> **Listing**:
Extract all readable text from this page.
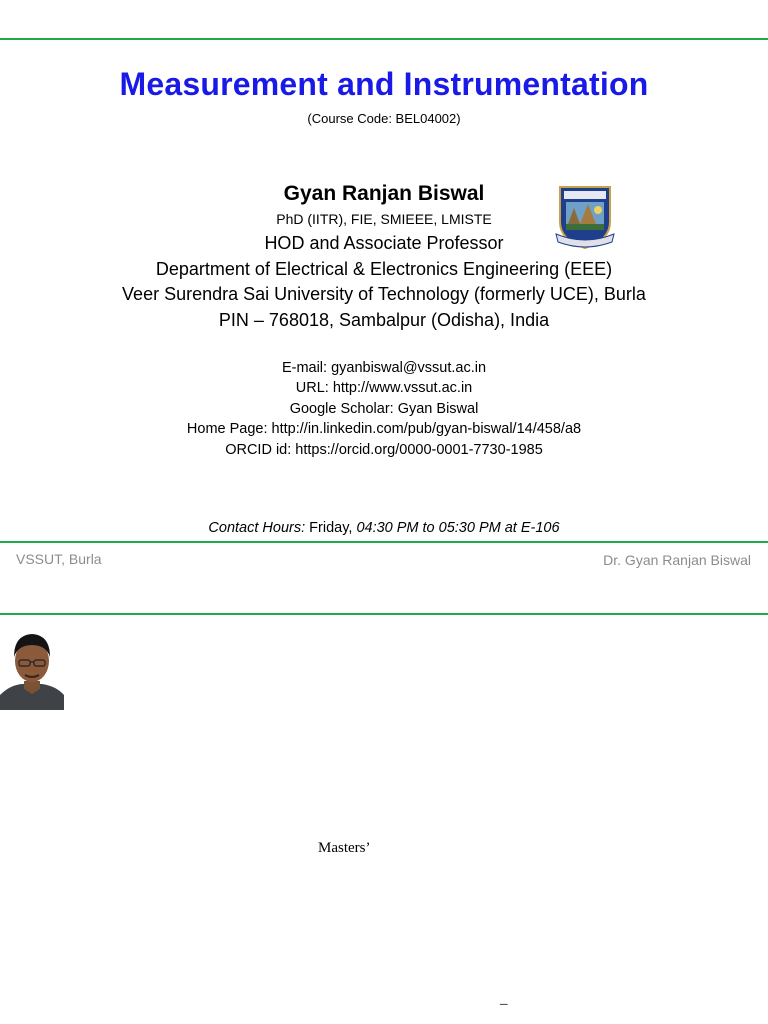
Measurement and Instrumentation
(Course Code: BEL04002)
Gyan Ranjan Biswal
PhD (IITR), FIE, SMIEEE, LMISTE
HOD and Associate Professor
Department of Electrical & Electronics Engineering (EEE)
Veer Surendra Sai University of Technology (formerly UCE), Burla
PIN – 768018, Sambalpur (Odisha), India
E-mail: gyanbiswal@vssut.ac.in
URL: http://www.vssut.ac.in
Google Scholar: Gyan Biswal
Home Page: http://in.linkedin.com/pub/gyan-biswal/14/458/a8
ORCID id: https://orcid.org/0000-0001-7730-1985
Contact Hours: Friday, 04:30 PM to 05:30 PM at E-106
VSSUT, Burla	Dr. Gyan Ranjan Biswal
Masters’
–
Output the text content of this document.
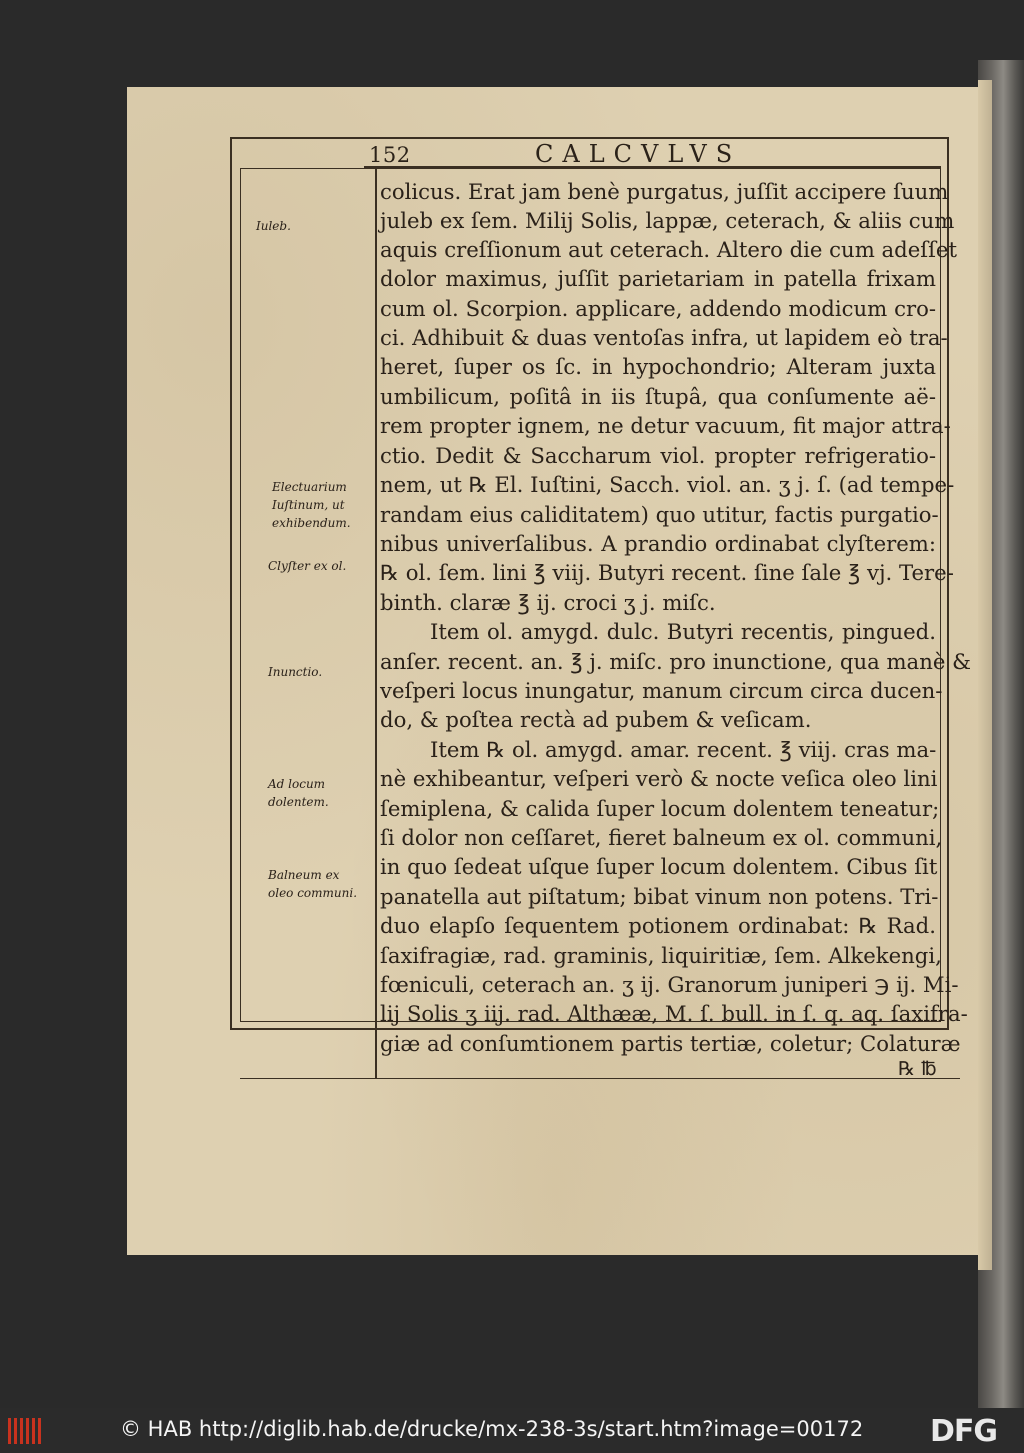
152	CALCVLVS
colicus. Erat jam benè purgatus, juſſit accipere ſuum
juleb ex ſem. Milij Solis, lappæ, ceterach, & aliis cum
aquis creſſionum aut ceterach. Altero die cum adeſſet
dolor maximus, juſſit parietariam in patella frixam
cum ol. Scorpion. applicare, addendo modicum cro-
ci. Adhibuit & duas ventoſas infra, ut lapidem eò tra-
heret, ſuper os ſc. in hypochondrio; Alteram juxta
umbilicum, poſitâ in iis ſtupâ, qua conſumente aë-
rem propter ignem, ne detur vacuum, fit major attra-
ctio. Dedit & Saccharum viol. propter refrigeratio-
nem, ut ℞ El. Iuſtini, Sacch. viol. an. ʒ j. ſ. (ad tempe-
randam eius caliditatem) quo utitur, factis purgatio-
nibus univerſalibus. A prandio ordinabat clyſterem:
℞ ol. ſem. lini ℥ viij. Butyri recent. ſine ſale ℥ vj. Tere-
binth. claræ ℥ ij. croci ʒ j. miſc.
Item ol. amygd. dulc. Butyri recentis, pingued.
anſer. recent. an. ℥ j. miſc. pro inunctione, qua manè &
veſperi locus inungatur, manum circum circa ducen-
do, & poſtea rectà ad pubem & veſicam.
Item ℞ ol. amygd. amar. recent. ℥ viij. cras ma-
nè exhibeantur, veſperi verò & nocte veſica oleo lini
ſemiplena, & calida ſuper locum dolentem teneatur;
ſi dolor non ceſſaret, fieret balneum ex ol. communi,
in quo ſedeat uſque ſuper locum dolentem. Cibus ſit
panatella aut piſtatum; bibat vinum non potens. Tri-
duo elapſo ſequentem potionem ordinabat: ℞ Rad.
ſaxifragiæ, rad. graminis, liquiritiæ, ſem. Alkekengi,
fœniculi, ceterach an. ʒ ij. Granorum juniperi ℈ ij. Mi-
lij Solis ʒ iij. rad. Althææ, M. ſ. bull. in ſ. q. aq. ſaxifra-
giæ ad conſumtionem partis tertiæ, coletur; Colaturæ
Iuleb.
Electuarium
Iuſtinum, ut
exhibendum.
Clyſter ex ol.
Inunctio.
Ad locum
dolentem.
Balneum ex
oleo communi.
℞ ℔
© HAB http://diglib.hab.de/drucke/mx-238-3s/start.htm?image=00172 DFG
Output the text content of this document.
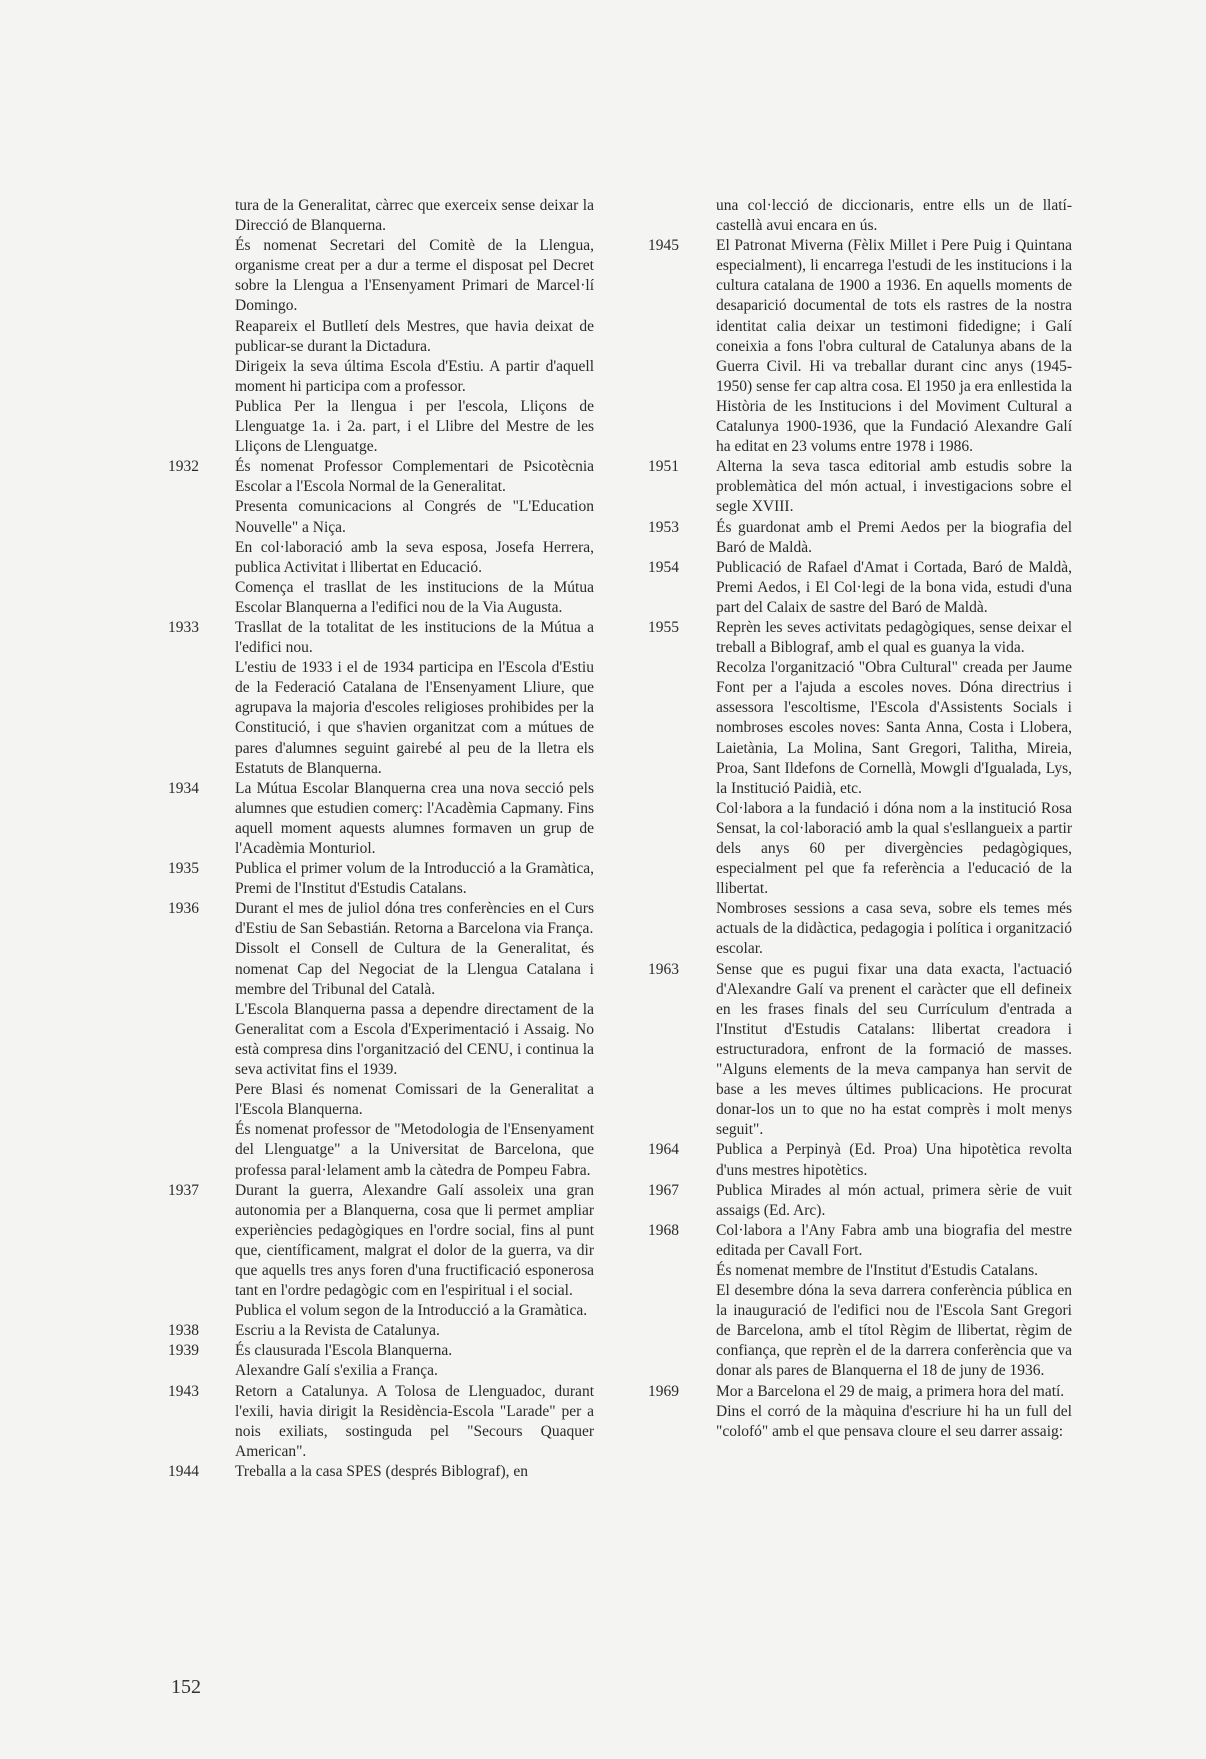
tura de la Generalitat, càrrec que exerceix sense deixar la Direcció de Blanquerna.

És nomenat Secretari del Comitè de la Llengua, organisme creat per a dur a terme el disposat pel Decret sobre la Llengua a l'Ensenyament Primari de Marcel·lí Domingo.

Reapareix el Butlletí dels Mestres, que havia deixat de publicar-se durant la Dictadura.

Dirigeix la seva última Escola d'Estiu. A partir d'aquell moment hi participa com a professor.

Publica Per la llengua i per l'escola, Lliçons de Llenguatge 1a. i 2a. part, i el Llibre del Mestre de les Lliçons de Llenguatge.

1932	És nomenat Professor Complementari de Psicotècnia Escolar a l'Escola Normal de la Generalitat.

Presenta comunicacions al Congrés de "L'Education Nouvelle" a Niça.

En col·laboració amb la seva esposa, Josefa Herrera, publica Activitat i llibertat en Educació.

Comença el trasllat de les institucions de la Mútua Escolar Blanquerna a l'edifici nou de la Via Augusta.

1933	Trasllat de la totalitat de les institucions de la Mútua a l'edifici nou.

L'estiu de 1933 i el de 1934 participa en l'Escola d'Estiu de la Federació Catalana de l'Ensenyament Lliure, que agrupava la majoria d'escoles religioses prohibides per la Constitució, i que s'havien organitzat com a mútues de pares d'alumnes seguint gairebé al peu de la lletra els Estatuts de Blanquerna.

1934	La Mútua Escolar Blanquerna crea una nova secció pels alumnes que estudien comerç: l'Acadèmia Capmany. Fins aquell moment aquests alumnes formaven un grup de l'Acadèmia Monturiol.

1935	Publica el primer volum de la Introducció a la Gramàtica, Premi de l'Institut d'Estudis Catalans.

1936	Durant el mes de juliol dóna tres conferències en el Curs d'Estiu de San Sebastián. Retorna a Barcelona via França.

Dissolt el Consell de Cultura de la Generalitat, és nomenat Cap del Negociat de la Llengua Catalana i membre del Tribunal del Català.

L'Escola Blanquerna passa a dependre directament de la Generalitat com a Escola d'Experimentació i Assaig. No està compresa dins l'organització del CENU, i continua la seva activitat fins el 1939.

Pere Blasi és nomenat Comissari de la Generalitat a l'Escola Blanquerna.

És nomenat professor de "Metodologia de l'Ensenyament del Llenguatge" a la Universitat de Barcelona, que professa paral·lelament amb la càtedra de Pompeu Fabra.

1937	Durant la guerra, Alexandre Galí assoleix una gran autonomia per a Blanquerna, cosa que li permet ampliar experiències pedagògiques en l'ordre social, fins al punt que, científicament, malgrat el dolor de la guerra, va dir que aquells tres anys foren d'una fructificació esponerosa tant en l'ordre pedagògic com en l'espiritual i el social.

Publica el volum segon de la Introducció a la Gramàtica.

1938	Escriu a la Revista de Catalunya.

1939	És clausurada l'Escola Blanquerna.

Alexandre Galí s'exilia a França.

1943	Retorn a Catalunya. A Tolosa de Llenguadoc, durant l'exili, havia dirigit la Residència-Escola "Larade" per a nois exiliats, sostinguda pel "Secours Quaquer American".

1944	Treballa a la casa SPES (després Biblograf), en

una col·lecció de diccionaris, entre ells un de llatí-castellà avui encara en ús.

1945	El Patronat Miverna (Fèlix Millet i Pere Puig i Quintana especialment), li encarrega l'estudi de les institucions i la cultura catalana de 1900 a 1936. En aquells moments de desaparició documental de tots els rastres de la nostra identitat calia deixar un testimoni fidedigne; i Galí coneixia a fons l'obra cultural de Catalunya abans de la Guerra Civil. Hi va treballar durant cinc anys (1945-1950) sense fer cap altra cosa. El 1950 ja era enllestida la Història de les Institucions i del Moviment Cultural a Catalunya 1900-1936, que la Fundació Alexandre Galí ha editat en 23 volums entre 1978 i 1986.

1951	Alterna la seva tasca editorial amb estudis sobre la problemàtica del món actual, i investigacions sobre el segle XVIII.

1953	És guardonat amb el Premi Aedos per la biografia del Baró de Maldà.

1954	Publicació de Rafael d'Amat i Cortada, Baró de Maldà, Premi Aedos, i El Col·legi de la bona vida, estudi d'una part del Calaix de sastre del Baró de Maldà.

1955	Reprèn les seves activitats pedagògiques, sense deixar el treball a Biblograf, amb el qual es guanya la vida.

Recolza l'organització "Obra Cultural" creada per Jaume Font per a l'ajuda a escoles noves. Dóna directrius i assessora l'escoltisme, l'Escola d'Assistents Socials i nombroses escoles noves: Santa Anna, Costa i Llobera, Laietània, La Molina, Sant Gregori, Talitha, Mireia, Proa, Sant Ildefons de Cornellà, Mowgli d'Igualada, Lys, la Institució Paidià, etc.

Col·labora a la fundació i dóna nom a la institució Rosa Sensat, la col·laboració amb la qual s'esllangueix a partir dels anys 60 per divergències pedagògiques, especialment pel que fa referència a l'educació de la llibertat.

Nombroses sessions a casa seva, sobre els temes més actuals de la didàctica, pedagogia i política i organització escolar.

1963	Sense que es pugui fixar una data exacta, l'actuació d'Alexandre Galí va prenent el caràcter que ell defineix en les frases finals del seu Currículum d'entrada a l'Institut d'Estudis Catalans: llibertat creadora i estructuradora, enfront de la formació de masses. "Alguns elements de la meva campanya han servit de base a les meves últimes publicacions. He procurat donar-los un to que no ha estat comprès i molt menys seguit".

1964	Publica a Perpinyà (Ed. Proa) Una hipotètica revolta d'uns mestres hipotètics.

1967	Publica Mirades al món actual, primera sèrie de vuit assaigs (Ed. Arc).

1968	Col·labora a l'Any Fabra amb una biografia del mestre editada per Cavall Fort.

És nomenat membre de l'Institut d'Estudis Catalans.

El desembre dóna la seva darrera conferència pública en la inauguració de l'edifici nou de l'Escola Sant Gregori de Barcelona, amb el títol Règim de llibertat, règim de confiança, que reprèn el de la darrera conferència que va donar als pares de Blanquerna el 18 de juny de 1936.

1969	Mor a Barcelona el 29 de maig, a primera hora del matí.

Dins el corró de la màquina d'escriure hi ha un full del "colofó" amb el que pensava cloure el seu darrer assaig:

152
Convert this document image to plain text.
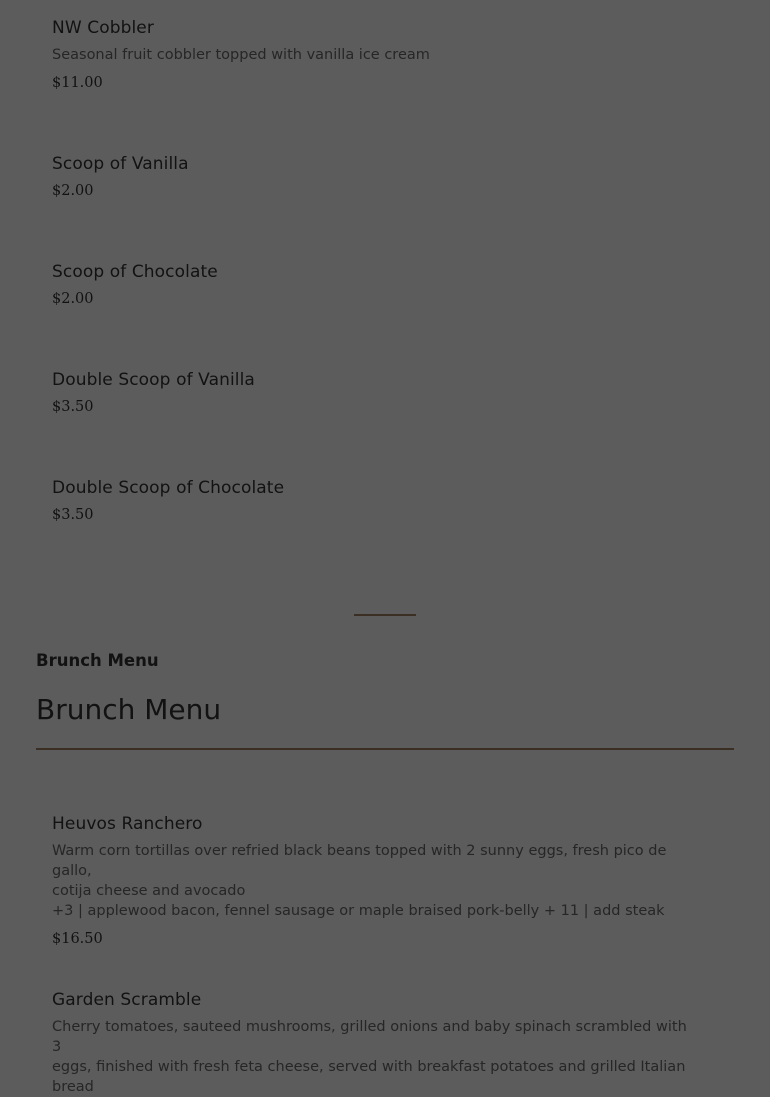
NW Cobbler
Seasonal fruit cobbler topped with vanilla ice cream
$11.00
Scoop of Vanilla
$2.00
Scoop of Chocolate
$2.00
Double Scoop of Vanilla
$3.50
Double Scoop of Chocolate
$3.50
Brunch Menu
Brunch Menu
Heuvos Ranchero
Warm corn tortillas over refried black beans topped with 2 sunny eggs, fresh pico de gallo,
cotija cheese and avocado
+3 | applewood bacon, fennel sausage or maple braised pork-belly + 11 | add steak
$16.50
Garden Scramble
Cherry tomatoes, sauteed mushrooms, grilled onions and baby spinach scrambled with 3
eggs, finished with fresh feta cheese, served with breakfast potatoes and grilled Italian
bread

> **What the task requires**: Locate all lines in the listing above with the word "alumnes". Copy them.

> **Written response**:
L'estiu de 1933 i el de 1934 participa en l'Escola d'Estiu de la Federació Catalana de l'Ensenyament Lliure, que agrupava la majoria d'escoles religioses prohibides per la Constitució, i que s'havien organitzat com a mútues de pares d'alumnes seguint gairebé al peu de la lletra els Estatuts de Blanquerna.
1934	La Mútua Escolar Blanquerna crea una nova secció pels alumnes que estudien comerç: l'Acadèmia Capmany. Fins aquell moment aquests alumnes formaven un grup de l'Acadèmia Monturiol.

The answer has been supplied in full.